**Extrait fourni**
Overblog
Editer l'article Suivre ce blog Administration + Créer mon blog

Publié par Université Populaire du Vivarais

Qu'il neige, qu’il pleuve ou qu’il vente, il fallait chaque jour livrer le lait à la petite épicerie de Troulaville et c'est rue Saint-Bernard que l'on déposait les deux petites cruches remplies du lait de nos vaches.

C'est à toute la fratrie que revenait cette mission. Rythmée par les horaires scolaires, notre livraison était intemporellement ponctuelle, toujours effectuée à huit heures précises. Ainsi les enfants de la rue Saint-Bernard pouvaient, juste avant de partir pour l'école, se maculer le museau d'écume blanche de ce liquide si précieux.

Avec ce bon lait, plein de vitamines, de calcium, les bambins grandissaient à vue d'œil ! Moi j'avais grandi aussi, un peu, je crois, et c'est ainsi qu'était venu mon tour pour la livraison.

**Données extraites**
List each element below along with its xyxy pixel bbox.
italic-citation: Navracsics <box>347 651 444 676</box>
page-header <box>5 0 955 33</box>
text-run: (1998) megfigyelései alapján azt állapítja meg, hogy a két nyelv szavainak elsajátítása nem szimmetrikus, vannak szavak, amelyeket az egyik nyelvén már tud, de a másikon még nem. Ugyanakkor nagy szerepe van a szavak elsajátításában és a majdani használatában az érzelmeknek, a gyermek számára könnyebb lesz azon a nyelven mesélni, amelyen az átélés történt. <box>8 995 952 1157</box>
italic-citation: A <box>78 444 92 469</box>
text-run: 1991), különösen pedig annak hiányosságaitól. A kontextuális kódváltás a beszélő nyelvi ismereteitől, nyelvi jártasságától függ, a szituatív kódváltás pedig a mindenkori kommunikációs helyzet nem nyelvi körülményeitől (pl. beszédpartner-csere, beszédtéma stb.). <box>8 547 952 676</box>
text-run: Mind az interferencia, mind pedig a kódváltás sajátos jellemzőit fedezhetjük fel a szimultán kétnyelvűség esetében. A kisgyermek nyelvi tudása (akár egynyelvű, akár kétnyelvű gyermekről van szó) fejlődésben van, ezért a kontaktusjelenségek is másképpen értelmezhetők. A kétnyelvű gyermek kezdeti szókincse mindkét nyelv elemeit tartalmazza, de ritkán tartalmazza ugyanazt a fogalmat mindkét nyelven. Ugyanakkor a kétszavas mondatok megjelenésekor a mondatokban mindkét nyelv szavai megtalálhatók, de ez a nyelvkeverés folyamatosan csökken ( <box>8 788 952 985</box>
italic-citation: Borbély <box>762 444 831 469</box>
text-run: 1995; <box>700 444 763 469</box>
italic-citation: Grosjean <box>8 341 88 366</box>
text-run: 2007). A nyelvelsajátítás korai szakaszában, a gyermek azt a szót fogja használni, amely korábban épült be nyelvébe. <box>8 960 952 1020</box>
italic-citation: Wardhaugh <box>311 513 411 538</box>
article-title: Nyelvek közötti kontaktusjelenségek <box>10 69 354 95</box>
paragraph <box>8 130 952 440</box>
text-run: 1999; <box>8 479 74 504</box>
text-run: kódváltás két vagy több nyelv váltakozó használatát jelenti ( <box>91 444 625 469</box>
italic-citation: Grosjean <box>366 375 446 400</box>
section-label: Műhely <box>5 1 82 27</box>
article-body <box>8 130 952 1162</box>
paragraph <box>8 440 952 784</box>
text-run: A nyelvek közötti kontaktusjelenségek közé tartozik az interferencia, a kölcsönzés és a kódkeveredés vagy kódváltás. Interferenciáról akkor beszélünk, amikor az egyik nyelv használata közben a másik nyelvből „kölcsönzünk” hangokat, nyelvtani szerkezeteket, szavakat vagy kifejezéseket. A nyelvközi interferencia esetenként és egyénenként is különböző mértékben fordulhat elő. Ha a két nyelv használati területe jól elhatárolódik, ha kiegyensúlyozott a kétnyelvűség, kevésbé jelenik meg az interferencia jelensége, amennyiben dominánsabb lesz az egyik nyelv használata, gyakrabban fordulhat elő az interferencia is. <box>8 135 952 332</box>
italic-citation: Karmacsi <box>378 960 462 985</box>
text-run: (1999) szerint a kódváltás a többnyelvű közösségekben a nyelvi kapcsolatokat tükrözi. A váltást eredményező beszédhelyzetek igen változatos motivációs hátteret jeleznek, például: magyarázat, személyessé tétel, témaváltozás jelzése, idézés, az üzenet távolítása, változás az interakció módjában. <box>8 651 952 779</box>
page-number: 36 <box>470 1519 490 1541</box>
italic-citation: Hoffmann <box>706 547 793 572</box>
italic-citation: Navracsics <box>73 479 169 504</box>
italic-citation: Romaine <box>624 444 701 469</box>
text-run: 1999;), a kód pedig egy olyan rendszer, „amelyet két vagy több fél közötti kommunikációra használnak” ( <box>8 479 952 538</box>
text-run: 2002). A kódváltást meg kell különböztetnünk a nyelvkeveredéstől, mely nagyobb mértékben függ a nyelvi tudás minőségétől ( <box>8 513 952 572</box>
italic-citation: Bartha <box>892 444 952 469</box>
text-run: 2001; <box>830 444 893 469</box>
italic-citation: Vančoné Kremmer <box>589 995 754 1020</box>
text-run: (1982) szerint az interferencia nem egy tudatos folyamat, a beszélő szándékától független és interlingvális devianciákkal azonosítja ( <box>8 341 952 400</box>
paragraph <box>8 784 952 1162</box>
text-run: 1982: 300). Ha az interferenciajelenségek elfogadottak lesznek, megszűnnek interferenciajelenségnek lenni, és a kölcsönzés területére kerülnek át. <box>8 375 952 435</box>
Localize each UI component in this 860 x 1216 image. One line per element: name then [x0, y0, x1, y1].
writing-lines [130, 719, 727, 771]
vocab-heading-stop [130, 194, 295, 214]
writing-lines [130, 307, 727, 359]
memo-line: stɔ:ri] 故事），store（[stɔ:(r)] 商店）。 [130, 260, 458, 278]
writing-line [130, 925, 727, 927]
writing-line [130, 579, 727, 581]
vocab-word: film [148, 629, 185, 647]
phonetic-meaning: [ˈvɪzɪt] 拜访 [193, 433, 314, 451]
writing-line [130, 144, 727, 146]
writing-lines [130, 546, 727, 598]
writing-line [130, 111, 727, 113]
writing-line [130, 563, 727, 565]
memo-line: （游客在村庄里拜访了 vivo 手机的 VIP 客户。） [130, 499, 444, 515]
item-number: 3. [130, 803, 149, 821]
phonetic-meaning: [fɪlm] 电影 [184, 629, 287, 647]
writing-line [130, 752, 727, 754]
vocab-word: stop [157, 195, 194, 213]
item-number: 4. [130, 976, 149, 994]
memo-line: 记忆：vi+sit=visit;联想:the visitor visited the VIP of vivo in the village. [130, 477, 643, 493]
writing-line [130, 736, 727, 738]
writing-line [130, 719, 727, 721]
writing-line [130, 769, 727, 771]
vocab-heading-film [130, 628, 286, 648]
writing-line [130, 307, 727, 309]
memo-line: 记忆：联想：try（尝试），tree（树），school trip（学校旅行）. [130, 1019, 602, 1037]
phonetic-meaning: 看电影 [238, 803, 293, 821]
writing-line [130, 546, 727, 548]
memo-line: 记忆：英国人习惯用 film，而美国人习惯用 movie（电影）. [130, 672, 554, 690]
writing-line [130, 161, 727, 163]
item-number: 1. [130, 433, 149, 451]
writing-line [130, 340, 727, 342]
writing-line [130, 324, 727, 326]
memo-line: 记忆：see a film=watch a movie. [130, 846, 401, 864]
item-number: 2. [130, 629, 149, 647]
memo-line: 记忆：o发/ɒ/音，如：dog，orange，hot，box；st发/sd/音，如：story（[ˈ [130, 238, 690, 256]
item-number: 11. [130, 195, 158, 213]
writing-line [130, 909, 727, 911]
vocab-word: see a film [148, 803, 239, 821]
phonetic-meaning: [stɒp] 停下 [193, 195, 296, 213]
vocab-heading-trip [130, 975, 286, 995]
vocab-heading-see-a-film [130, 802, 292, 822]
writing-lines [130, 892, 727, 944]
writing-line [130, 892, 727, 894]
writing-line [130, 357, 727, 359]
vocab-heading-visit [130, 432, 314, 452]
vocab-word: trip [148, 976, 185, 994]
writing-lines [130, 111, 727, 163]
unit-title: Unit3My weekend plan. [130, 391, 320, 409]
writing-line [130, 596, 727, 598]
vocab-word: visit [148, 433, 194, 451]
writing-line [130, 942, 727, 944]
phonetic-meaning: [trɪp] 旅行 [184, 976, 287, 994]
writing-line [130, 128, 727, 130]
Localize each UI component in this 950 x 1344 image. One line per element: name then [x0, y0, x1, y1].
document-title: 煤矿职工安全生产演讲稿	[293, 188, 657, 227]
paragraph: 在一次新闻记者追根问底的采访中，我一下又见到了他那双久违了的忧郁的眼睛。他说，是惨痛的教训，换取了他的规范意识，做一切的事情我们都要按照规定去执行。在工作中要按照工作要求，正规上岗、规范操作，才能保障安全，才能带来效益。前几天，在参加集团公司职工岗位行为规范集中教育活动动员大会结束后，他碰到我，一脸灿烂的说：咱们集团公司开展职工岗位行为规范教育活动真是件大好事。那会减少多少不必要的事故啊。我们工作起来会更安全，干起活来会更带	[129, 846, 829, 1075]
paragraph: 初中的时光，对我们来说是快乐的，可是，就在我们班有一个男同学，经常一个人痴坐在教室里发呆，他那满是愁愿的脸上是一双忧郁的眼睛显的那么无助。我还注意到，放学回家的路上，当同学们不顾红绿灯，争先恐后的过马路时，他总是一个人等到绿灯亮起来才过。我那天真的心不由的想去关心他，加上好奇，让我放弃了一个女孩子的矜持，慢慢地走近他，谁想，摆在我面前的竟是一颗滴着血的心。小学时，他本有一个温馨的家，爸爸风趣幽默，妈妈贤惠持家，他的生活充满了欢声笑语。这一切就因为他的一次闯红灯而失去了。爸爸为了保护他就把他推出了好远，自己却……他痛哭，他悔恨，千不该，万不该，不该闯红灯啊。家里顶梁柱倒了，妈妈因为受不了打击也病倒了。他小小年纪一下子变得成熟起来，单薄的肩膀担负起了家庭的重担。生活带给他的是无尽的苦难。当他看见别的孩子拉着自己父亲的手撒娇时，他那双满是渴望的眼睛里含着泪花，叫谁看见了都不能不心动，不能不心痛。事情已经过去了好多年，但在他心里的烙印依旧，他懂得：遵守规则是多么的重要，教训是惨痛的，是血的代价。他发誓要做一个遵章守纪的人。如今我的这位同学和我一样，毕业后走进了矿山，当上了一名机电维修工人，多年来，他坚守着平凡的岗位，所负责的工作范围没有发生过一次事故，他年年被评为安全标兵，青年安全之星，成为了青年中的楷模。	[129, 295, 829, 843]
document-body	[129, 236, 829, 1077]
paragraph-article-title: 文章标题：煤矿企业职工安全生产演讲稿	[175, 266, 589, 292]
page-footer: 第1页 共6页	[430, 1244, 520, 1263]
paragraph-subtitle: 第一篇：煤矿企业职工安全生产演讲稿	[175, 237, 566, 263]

**Tâches à effectuer**
- 1) D'après l'extrait fourni, à quelle heure la livraison du lait était-elle effectuée ?
- 2) Indiquez si chacune des affirmations suivantes concorde avec l'extrait fourni : (a) le lait était livré à une épicerie de Troulaville ; (b) la livraison n'avait lieu que par beau temps ; (c) la mission de livraison revenait à un seul enfant de la famille.
- 3) Recopiez l'extrait fourni en commençant par « Publié par Université » et en poursuivant jusqu'à « de nos vaches. », en substituant « crèmerie » à « épicerie ».

**Réponses par tâche**
- 1) À huit heures précises.

- 2)
(a) Oui : « il fallait chaque jour livrer le lait à la petite épicerie de Troulaville ».
(b) Non : « Qu'il neige, qu’il pleuve ou qu’il vente, il fallait chaque jour livrer le lait ».
(c) Non : « C'est à toute la fratrie que revenait cette mission. »

- 3)
Publié par Université Populaire du Vivarais

Qu'il neige, qu’il pleuve ou qu’il vente, il fallait chaque jour livrer le lait à la petite crèmerie de Troulaville et c'est rue Saint-Bernard que l'on déposait les deux petites cruches remplies du lait de nos vaches.